## EXERCISE DIRECTIONS
Find the lines holding "text" and copy them.

-- start of SUPPLIED RECORDS --

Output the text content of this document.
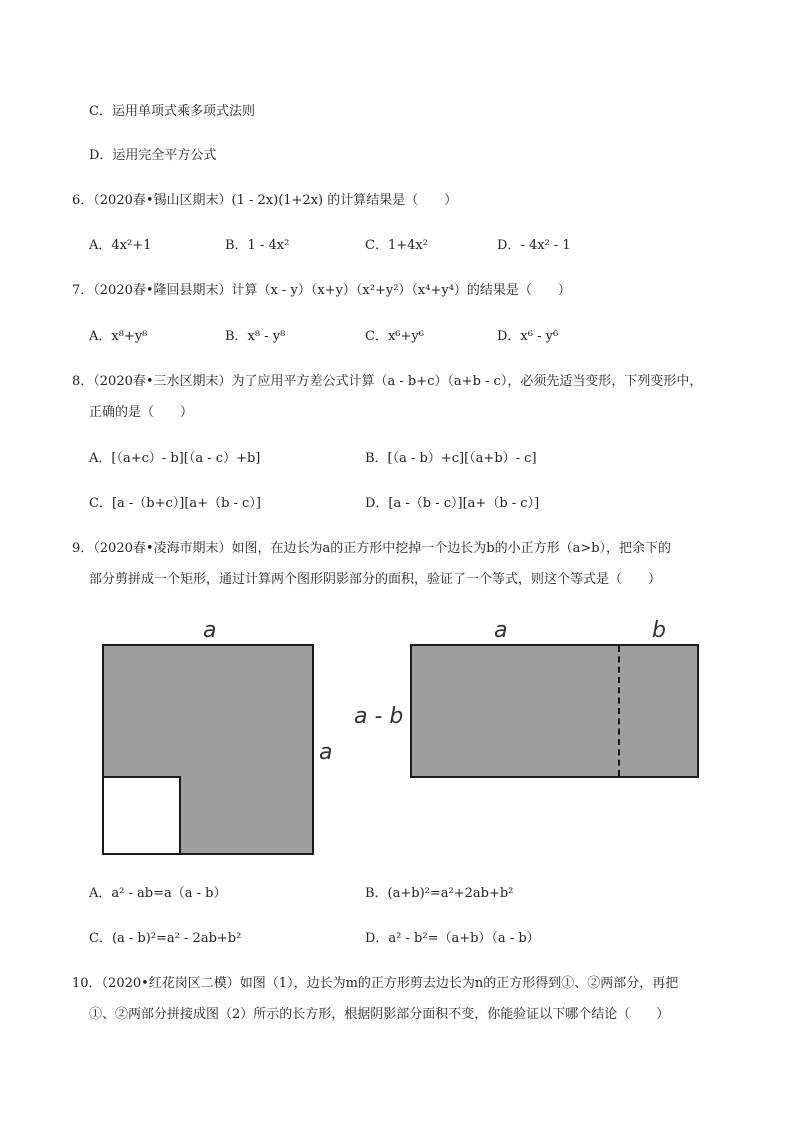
C．运用单项式乘多项式法则
D．运用完全平方公式
6．（2020春•锡山区期末）(1 - 2x)(1+2x) 的计算结果是（　　）
A．4x²+1	B．1 - 4x²	C．1+4x²	D．- 4x² - 1
7．（2020春•隆回县期末）计算（x - y）（x+y）（x²+y²）（x⁴+y⁴）的结果是（　　）
A．x⁸+y⁸	B．x⁸ - y⁸	C．x⁶+y⁶	D．x⁶ - y⁶
8．（2020春•三水区期末）为了应用平方差公式计算（a - b+c）（a+b - c），必须先适当变形，下列变形中，
正确的是（　　）
A．[（a+c）- b][（a - c）+b]	B．[（a - b）+c][（a+b）- c]
C．[a -（b+c）][a+（b - c）]	D．[a -（b - c）][a+（b - c）]
9．（2020春•凌海市期末）如图，在边长为a的正方形中挖掉一个边长为b的小正方形（a>b），把余下的
部分剪拼成一个矩形，通过计算两个图形阴影部分的面积，验证了一个等式，则这个等式是（　　）
a
a
a - b
a	b
A．a² - ab=a（a - b）	B．(a+b)²=a²+2ab+b²
C．(a - b)²=a² - 2ab+b²	D．a² - b²=（a+b）（a - b）
10．（2020•红花岗区二模）如图（1），边长为m的正方形剪去边长为n的正方形得到①、②两部分，再把
①、②两部分拼接成图（2）所示的长方形，根据阴影部分面积不变，你能验证以下哪个结论（　　）
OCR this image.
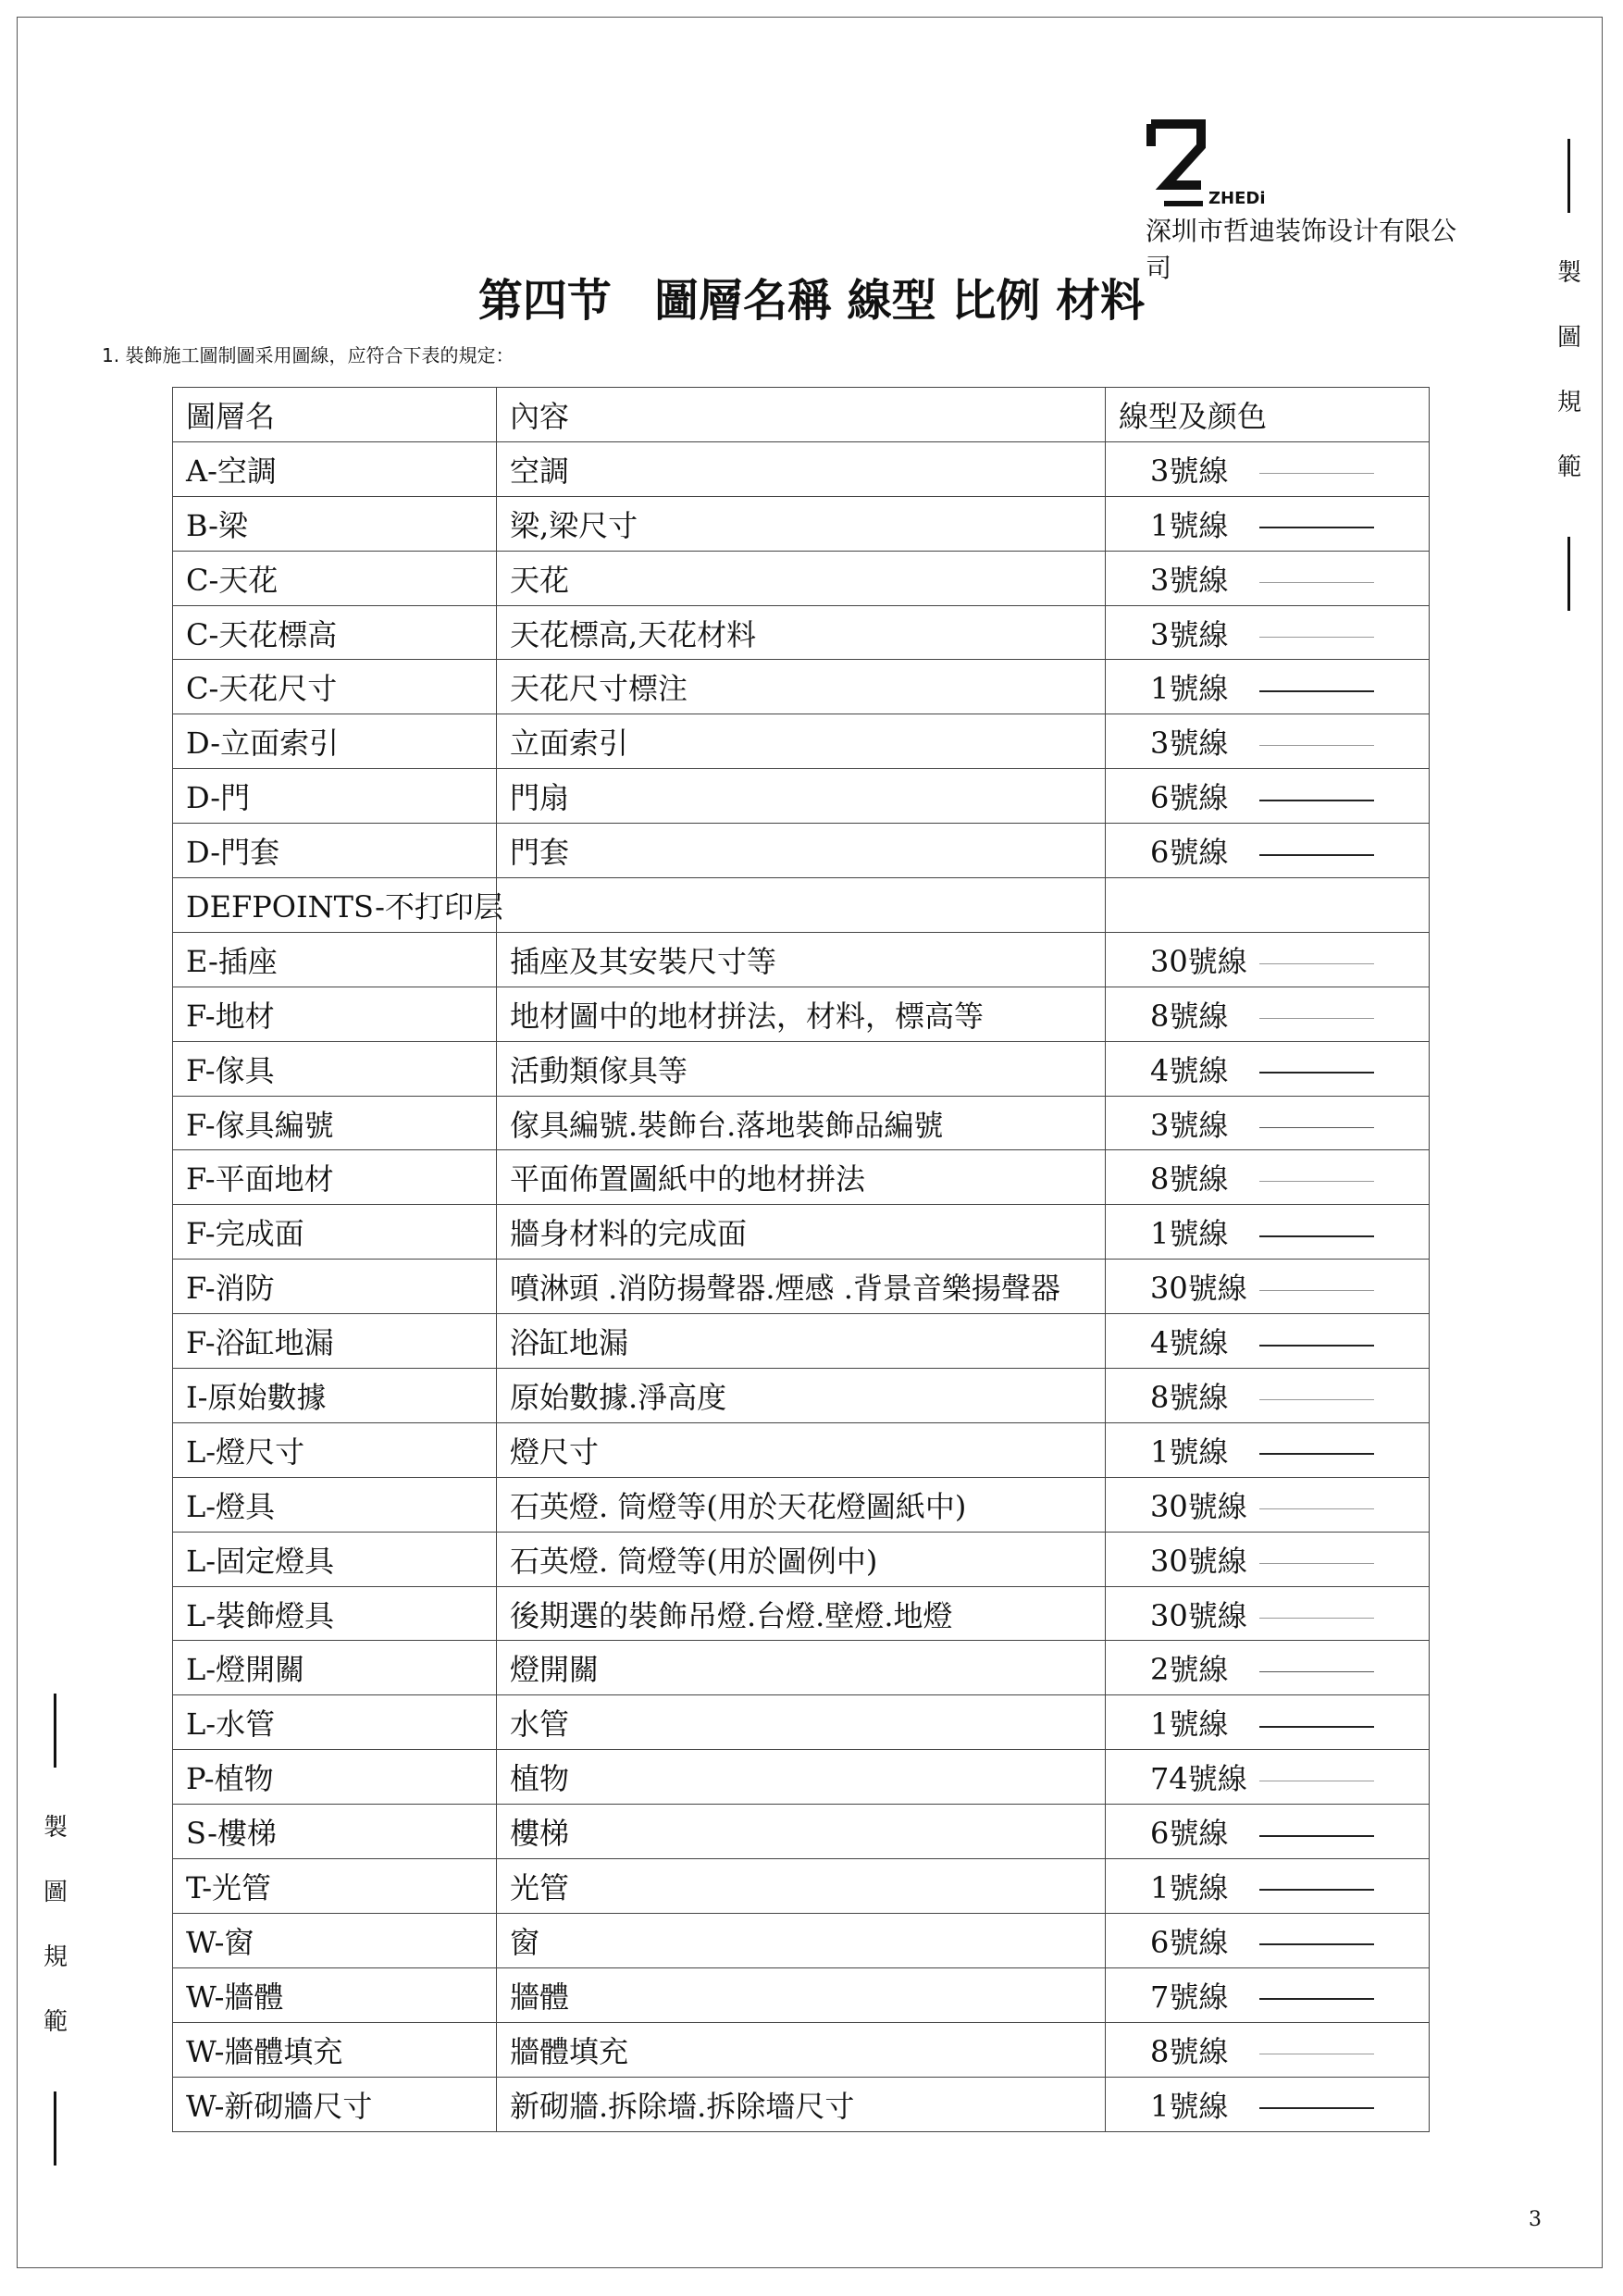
ZHEDi
深圳市哲迪装饰设计有限公司
第四节 圖層名稱 線型 比例 材料
1. 裝飾施工圖制圖采用圖線，应符合下表的規定：
製
圖
規
範
製
圖
規
範
圖層名	內容	線型及颜色
A-空調	空調	3號線
B-梁	梁,梁尺寸	1號線
C-天花	天花	3號線
C-天花標高	天花標高,天花材料	3號線
C-天花尺寸	天花尺寸標注	1號線
D-立面索引	立面索引	3號線
D-門	門扇	6號線
D-門套	門套	6號線
DEFPOINTS-不打印层		
E-插座	插座及其安裝尺寸等	30號線
F-地材	地材圖中的地材拼法，材料，標高等	8號線
F-傢具	活動類傢具等	4號線
F-傢具編號	傢具編號.裝飾台.落地裝飾品編號	3號線
F-平面地材	平面佈置圖紙中的地材拼法	8號線
F-完成面	牆身材料的完成面	1號線
F-消防	噴淋頭 .消防揚聲器.煙感 .背景音樂揚聲器	30號線
F-浴缸地漏	浴缸地漏	4號線
I-原始數據	原始數據.淨高度	8號線
L-燈尺寸	燈尺寸	1號線
L-燈具	石英燈. 筒燈等(用於天花燈圖紙中)	30號線
L-固定燈具	石英燈. 筒燈等(用於圖例中)	30號線
L-裝飾燈具	後期選的裝飾吊燈.台燈.壁燈.地燈	30號線
L-燈開關	燈開關	2號線
L-水管	水管	1號線
P-植物	植物	74號線
S-樓梯	樓梯	6號線
T-光管	光管	1號線
W-窗	窗	6號線
W-牆體	牆體	7號線
W-牆體填充	牆體填充	8號線
W-新砌牆尺寸	新砌牆.拆除墻.拆除墻尺寸	1號線
3
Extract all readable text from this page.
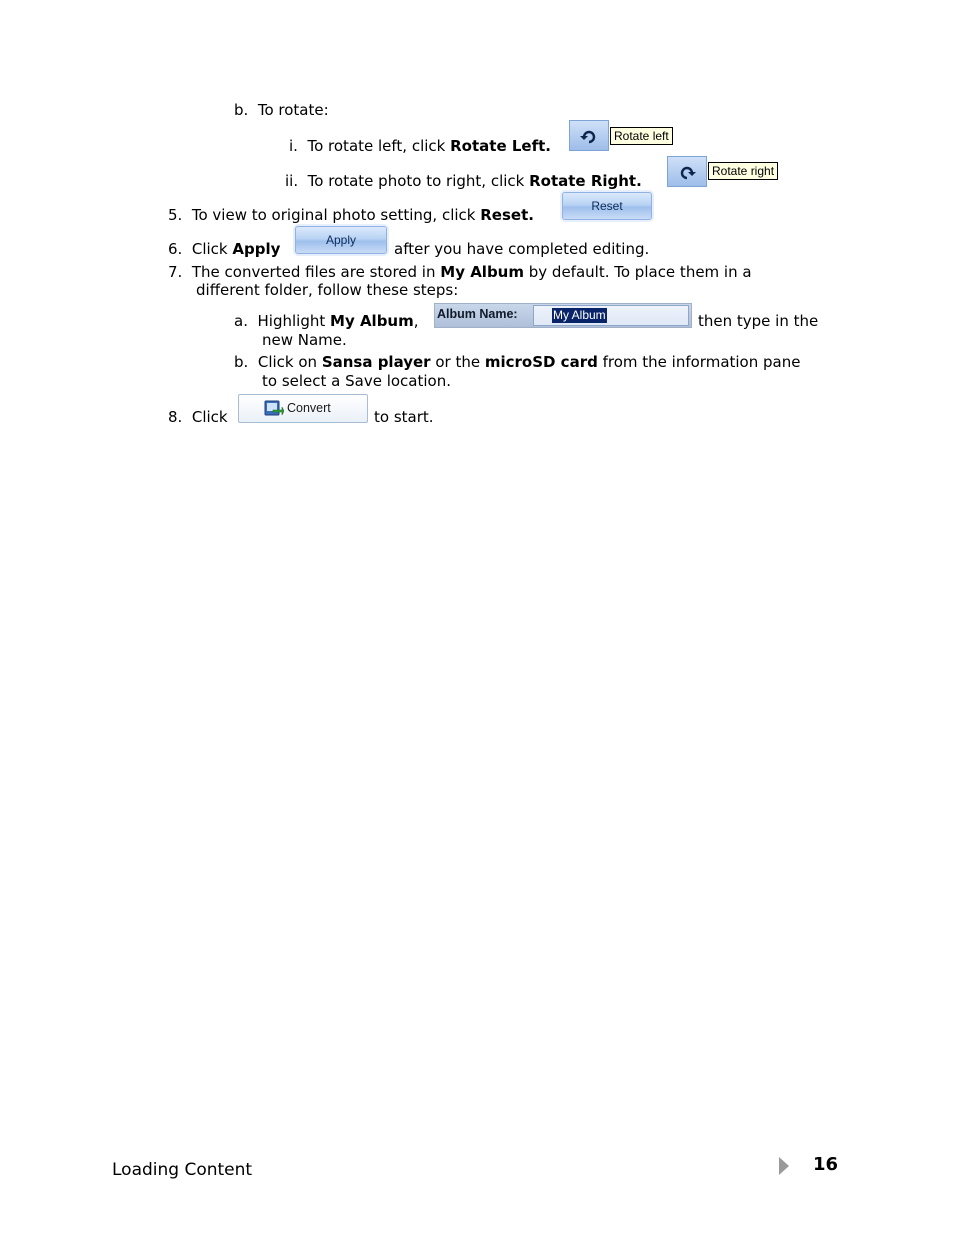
b. To rotate:
i. To rotate left, click Rotate Left.
Rotate left
ii. To rotate photo to right, click Rotate Right.
Rotate right
5. To view to original photo setting, click Reset.	Reset
6. Click Apply	Apply	after you have completed editing.
7. The converted files are stored in My Album by default. To place them in a
different folder, follow these steps:
a. Highlight My Album, Album Name:	My Album	then type in the
new Name.
b. Click on Sansa player or the microSD card from the information pane
to select a Save location.
8. Click	Convert	to start.
Loading Content	16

-- end of SUPPLIED RECORDS --

## SOLVED EXERCISE
Output the text content of this document.
Extract all readable text from this page.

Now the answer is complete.